Stored data:
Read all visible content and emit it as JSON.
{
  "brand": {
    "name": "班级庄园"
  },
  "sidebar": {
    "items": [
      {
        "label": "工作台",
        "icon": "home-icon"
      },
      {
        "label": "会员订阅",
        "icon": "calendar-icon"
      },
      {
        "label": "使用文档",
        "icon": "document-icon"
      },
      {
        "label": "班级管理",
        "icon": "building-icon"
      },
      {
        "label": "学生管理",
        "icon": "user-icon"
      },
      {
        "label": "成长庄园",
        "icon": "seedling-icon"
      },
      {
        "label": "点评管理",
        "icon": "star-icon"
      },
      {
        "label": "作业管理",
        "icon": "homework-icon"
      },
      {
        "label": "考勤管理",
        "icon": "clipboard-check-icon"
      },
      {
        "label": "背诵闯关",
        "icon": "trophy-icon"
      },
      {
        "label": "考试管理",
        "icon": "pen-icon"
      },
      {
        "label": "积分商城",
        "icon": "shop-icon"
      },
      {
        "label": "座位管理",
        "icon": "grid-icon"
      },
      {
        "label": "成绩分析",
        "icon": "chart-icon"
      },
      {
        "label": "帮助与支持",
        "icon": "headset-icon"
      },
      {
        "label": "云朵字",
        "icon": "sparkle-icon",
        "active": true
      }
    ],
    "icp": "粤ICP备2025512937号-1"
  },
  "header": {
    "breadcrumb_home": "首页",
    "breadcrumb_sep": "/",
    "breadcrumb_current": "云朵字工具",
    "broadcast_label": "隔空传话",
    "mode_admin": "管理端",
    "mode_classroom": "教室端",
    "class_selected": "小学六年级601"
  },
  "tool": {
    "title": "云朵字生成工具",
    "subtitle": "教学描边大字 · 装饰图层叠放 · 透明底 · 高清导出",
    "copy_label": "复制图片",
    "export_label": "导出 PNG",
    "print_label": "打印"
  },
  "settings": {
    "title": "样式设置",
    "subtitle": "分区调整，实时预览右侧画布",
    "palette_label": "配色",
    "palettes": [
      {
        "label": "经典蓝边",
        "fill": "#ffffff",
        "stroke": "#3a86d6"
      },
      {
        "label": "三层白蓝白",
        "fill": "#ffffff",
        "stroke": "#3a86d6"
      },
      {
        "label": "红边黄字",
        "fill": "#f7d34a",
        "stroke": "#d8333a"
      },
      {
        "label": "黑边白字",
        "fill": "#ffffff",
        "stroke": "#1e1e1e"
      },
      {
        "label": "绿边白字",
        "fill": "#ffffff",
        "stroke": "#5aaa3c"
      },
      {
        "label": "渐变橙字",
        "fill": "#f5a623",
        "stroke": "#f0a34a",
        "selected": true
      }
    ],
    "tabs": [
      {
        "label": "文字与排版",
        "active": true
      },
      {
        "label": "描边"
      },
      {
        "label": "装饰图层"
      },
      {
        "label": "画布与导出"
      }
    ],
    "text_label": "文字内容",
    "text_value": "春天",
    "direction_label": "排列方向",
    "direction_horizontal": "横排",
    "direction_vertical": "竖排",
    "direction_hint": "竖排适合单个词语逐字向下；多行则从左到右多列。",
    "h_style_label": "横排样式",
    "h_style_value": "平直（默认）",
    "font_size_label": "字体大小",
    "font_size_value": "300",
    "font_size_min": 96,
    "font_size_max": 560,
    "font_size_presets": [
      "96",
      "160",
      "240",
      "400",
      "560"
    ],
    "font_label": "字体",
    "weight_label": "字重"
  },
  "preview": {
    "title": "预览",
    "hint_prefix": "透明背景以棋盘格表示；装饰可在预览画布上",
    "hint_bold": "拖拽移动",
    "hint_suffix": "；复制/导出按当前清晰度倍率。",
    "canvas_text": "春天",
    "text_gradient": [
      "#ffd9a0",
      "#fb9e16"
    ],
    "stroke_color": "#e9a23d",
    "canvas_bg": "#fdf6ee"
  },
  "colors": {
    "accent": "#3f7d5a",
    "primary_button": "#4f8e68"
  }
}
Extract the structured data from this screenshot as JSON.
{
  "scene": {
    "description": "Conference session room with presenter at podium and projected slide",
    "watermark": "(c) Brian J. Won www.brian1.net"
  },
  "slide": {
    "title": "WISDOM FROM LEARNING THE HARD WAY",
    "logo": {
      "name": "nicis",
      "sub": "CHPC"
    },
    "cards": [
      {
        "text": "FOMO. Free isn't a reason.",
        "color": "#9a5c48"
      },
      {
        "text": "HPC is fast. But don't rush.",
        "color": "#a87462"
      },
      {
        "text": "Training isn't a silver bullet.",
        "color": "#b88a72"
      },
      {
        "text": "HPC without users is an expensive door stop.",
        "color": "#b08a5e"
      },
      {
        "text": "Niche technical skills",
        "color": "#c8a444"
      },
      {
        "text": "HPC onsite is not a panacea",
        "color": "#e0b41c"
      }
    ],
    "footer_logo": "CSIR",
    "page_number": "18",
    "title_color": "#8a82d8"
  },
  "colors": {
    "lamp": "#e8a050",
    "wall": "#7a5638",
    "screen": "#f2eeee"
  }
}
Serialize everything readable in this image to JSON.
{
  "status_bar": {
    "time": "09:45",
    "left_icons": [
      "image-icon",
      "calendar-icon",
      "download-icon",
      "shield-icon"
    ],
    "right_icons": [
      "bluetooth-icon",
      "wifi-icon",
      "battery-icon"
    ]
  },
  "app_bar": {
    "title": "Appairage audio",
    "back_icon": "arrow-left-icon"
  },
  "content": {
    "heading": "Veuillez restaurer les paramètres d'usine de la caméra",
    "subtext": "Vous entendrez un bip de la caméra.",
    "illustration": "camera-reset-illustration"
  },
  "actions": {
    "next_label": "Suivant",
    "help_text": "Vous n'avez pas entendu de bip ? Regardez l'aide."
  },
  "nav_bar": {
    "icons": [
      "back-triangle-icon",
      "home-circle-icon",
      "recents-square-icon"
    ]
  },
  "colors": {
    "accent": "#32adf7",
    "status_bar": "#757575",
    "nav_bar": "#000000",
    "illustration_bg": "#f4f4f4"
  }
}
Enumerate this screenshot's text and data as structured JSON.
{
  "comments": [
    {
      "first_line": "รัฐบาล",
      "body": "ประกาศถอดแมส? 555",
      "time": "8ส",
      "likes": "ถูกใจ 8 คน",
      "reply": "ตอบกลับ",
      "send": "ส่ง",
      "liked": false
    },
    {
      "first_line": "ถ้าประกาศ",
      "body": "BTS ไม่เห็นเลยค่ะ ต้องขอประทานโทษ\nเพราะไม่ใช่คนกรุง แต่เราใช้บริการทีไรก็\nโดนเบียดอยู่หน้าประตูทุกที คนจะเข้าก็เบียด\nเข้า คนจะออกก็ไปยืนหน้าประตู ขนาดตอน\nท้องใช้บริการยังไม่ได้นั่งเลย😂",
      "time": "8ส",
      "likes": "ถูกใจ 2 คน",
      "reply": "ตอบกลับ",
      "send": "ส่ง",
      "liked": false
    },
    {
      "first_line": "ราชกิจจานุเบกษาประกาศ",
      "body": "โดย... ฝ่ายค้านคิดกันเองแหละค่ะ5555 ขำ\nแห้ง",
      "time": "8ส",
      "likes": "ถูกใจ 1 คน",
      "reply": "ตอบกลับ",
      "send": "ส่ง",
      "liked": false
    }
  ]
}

Aim: Reproduce each line of the material above precisely.

Solved exercise:
Read all visible content and emit it as JSON.
{
  "brand": {
    "name": "班级庄园"
  },
  "sidebar": {
    "items": [
      {
        "label": "工作台",
        "icon": "home-icon"
      },
      {
        "label": "会员订阅",
        "icon": "calendar-icon"
      },
      {
        "label": "使用文档",
        "icon": "document-icon"
      },
      {
        "label": "班级管理",
        "icon": "building-icon"
      },
      {
        "label": "学生管理",
        "icon": "user-icon"
      },
      {
        "label": "成长庄园",
        "icon": "seedling-icon"
      },
      {
        "label": "点评管理",
        "icon": "star-icon"
      },
      {
        "label": "作业管理",
        "icon": "homework-icon"
      },
      {
        "label": "考勤管理",
        "icon": "clipboard-check-icon"
      },
      {
        "label": "背诵闯关",
        "icon": "trophy-icon"
      },
      {
        "label": "考试管理",
        "icon": "pen-icon"
      },
      {
        "label": "积分商城",
        "icon": "shop-icon"
      },
      {
        "label": "座位管理",
        "icon": "grid-icon"
      },
      {
        "label": "成绩分析",
        "icon": "chart-icon"
      },
      {
        "label": "帮助与支持",
        "icon": "headset-icon"
      },
      {
        "label": "云朵字",
        "icon": "sparkle-icon",
        "active": true
      }
    ],
    "icp": "粤ICP备2025512937号-1"
  },
  "header": {
    "breadcrumb_home": "首页",
    "breadcrumb_sep": "/",
    "breadcrumb_current": "云朵字工具",
    "broadcast_label": "隔空传话",
    "mode_admin": "管理端",
    "mode_classroom": "教室端",
    "class_selected": "小学六年级601"
  },
  "tool": {
    "title": "云朵字生成工具",
    "subtitle": "教学描边大字 · 装饰图层叠放 · 透明底 · 高清导出",
    "copy_label": "复制图片",
    "export_label": "导出 PNG",
    "print_label": "打印"
  },
  "settings": {
    "title": "样式设置",
    "subtitle": "分区调整，实时预览右侧画布",
    "palette_label": "配色",
    "palettes": [
      {
        "label": "经典蓝边",
        "fill": "#ffffff",
        "stroke": "#3a86d6"
      },
      {
        "label": "三层白蓝白",
        "fill": "#ffffff",
        "stroke": "#3a86d6"
      },
      {
        "label": "红边黄字",
        "fill": "#f7d34a",
        "stroke": "#d8333a"
      },
      {
        "label": "黑边白字",
        "fill": "#ffffff",
        "stroke": "#1e1e1e"
      },
      {
        "label": "绿边白字",
        "fill": "#ffffff",
        "stroke": "#5aaa3c"
      },
      {
        "label": "渐变橙字",
        "fill": "#f5a623",
        "stroke": "#f0a34a",
        "selected": true
      }
    ],
    "tabs": [
      {
        "label": "文字与排版",
        "active": true
      },
      {
        "label": "描边"
      },
      {
        "label": "装饰图层"
      },
      {
        "label": "画布与导出"
      }
    ],
    "text_label": "文字内容",
    "text_value": "春天",
    "direction_label": "排列方向",
    "direction_horizontal": "横排",
    "direction_vertical": "竖排",
    "direction_hint": "竖排适合单个词语逐字向下；多行则从左到右多列。",
    "h_style_label": "横排样式",
    "h_style_value": "平直（默认）",
    "font_size_label": "字体大小",
    "font_size_value": "300",
    "font_size_min": 96,
    "font_size_max": 560,
    "font_size_presets": [
      "96",
      "160",
      "240",
      "400",
      "560"
    ],
    "font_label": "字体",
    "weight_label": "字重"
  },
  "preview": {
    "title": "预览",
    "hint_prefix": "透明背景以棋盘格表示；装饰可在预览画布上",
    "hint_bold": "拖拽移动",
    "hint_suffix": "；复制/导出按当前清晰度倍率。",
    "canvas_text": "春天",
    "text_gradient": [
      "#ffd9a0",
      "#fb9e16"
    ],
    "stroke_color": "#e9a23d",
    "canvas_bg": "#fdf6ee"
  },
  "colors": {
    "accent": "#3f7d5a",
    "primary_button": "#4f8e68"
  }
}
Extract the structured data from this screenshot as JSON.
{
  "scene": {
    "description": "Conference session room with presenter at podium and projected slide",
    "watermark": "(c) Brian J. Won www.brian1.net"
  },
  "slide": {
    "title": "WISDOM FROM LEARNING THE HARD WAY",
    "logo": {
      "name": "nicis",
      "sub": "CHPC"
    },
    "cards": [
      {
        "text": "FOMO. Free isn't a reason.",
        "color": "#9a5c48"
      },
      {
        "text": "HPC is fast. But don't rush.",
        "color": "#a87462"
      },
      {
        "text": "Training isn't a silver bullet.",
        "color": "#b88a72"
      },
      {
        "text": "HPC without users is an expensive door stop.",
        "color": "#b08a5e"
      },
      {
        "text": "Niche technical skills",
        "color": "#c8a444"
      },
      {
        "text": "HPC onsite is not a panacea",
        "color": "#e0b41c"
      }
    ],
    "footer_logo": "CSIR",
    "page_number": "18",
    "title_color": "#8a82d8"
  },
  "colors": {
    "lamp": "#e8a050",
    "wall": "#7a5638",
    "screen": "#f2eeee"
  }
}
Serialize everything readable in this image to JSON.
{
  "status_bar": {
    "time": "09:45",
    "left_icons": [
      "image-icon",
      "calendar-icon",
      "download-icon",
      "shield-icon"
    ],
    "right_icons": [
      "bluetooth-icon",
      "wifi-icon",
      "battery-icon"
    ]
  },
  "app_bar": {
    "title": "Appairage audio",
    "back_icon": "arrow-left-icon"
  },
  "content": {
    "heading": "Veuillez restaurer les paramètres d'usine de la caméra",
    "subtext": "Vous entendrez un bip de la caméra.",
    "illustration": "camera-reset-illustration"
  },
  "actions": {
    "next_label": "Suivant",
    "help_text": "Vous n'avez pas entendu de bip ? Regardez l'aide."
  },
  "nav_bar": {
    "icons": [
      "back-triangle-icon",
      "home-circle-icon",
      "recents-square-icon"
    ]
  },
  "colors": {
    "accent": "#32adf7",
    "status_bar": "#757575",
    "nav_bar": "#000000",
    "illustration_bg": "#f4f4f4"
  }
}
Enumerate this screenshot's text and data as structured JSON.
{
  "comments": [
    {
      "first_line": "รัฐบาล",
      "body": "ประกาศถอดแมส? 555",
      "time": "8ส",
      "likes": "ถูกใจ 8 คน",
      "reply": "ตอบกลับ",
      "send": "ส่ง",
      "liked": false
    },
    {
      "first_line": "ถ้าประกาศ",
      "body": "BTS ไม่เห็นเลยค่ะ ต้องขอประทานโทษ\nเพราะไม่ใช่คนกรุง แต่เราใช้บริการทีไรก็\nโดนเบียดอยู่หน้าประตูทุกที คนจะเข้าก็เบียด\nเข้า คนจะออกก็ไปยืนหน้าประตู ขนาดตอน\nท้องใช้บริการยังไม่ได้นั่งเลย😂",
      "time": "8ส",
      "likes": "ถูกใจ 2 คน",
      "reply": "ตอบกลับ",
      "send": "ส่ง",
      "liked": false
    },
    {
      "first_line": "ราชกิจจานุเบกษาประกาศ",
      "body": "โดย... ฝ่ายค้านคิดกันเองแหละค่ะ5555 ขำ\nแห้ง",
      "time": "8ส",
      "likes": "ถูกใจ 1 คน",
      "reply": "ตอบกลับ",
      "send": "ส่ง",
      "liked": false
    }
  ]
}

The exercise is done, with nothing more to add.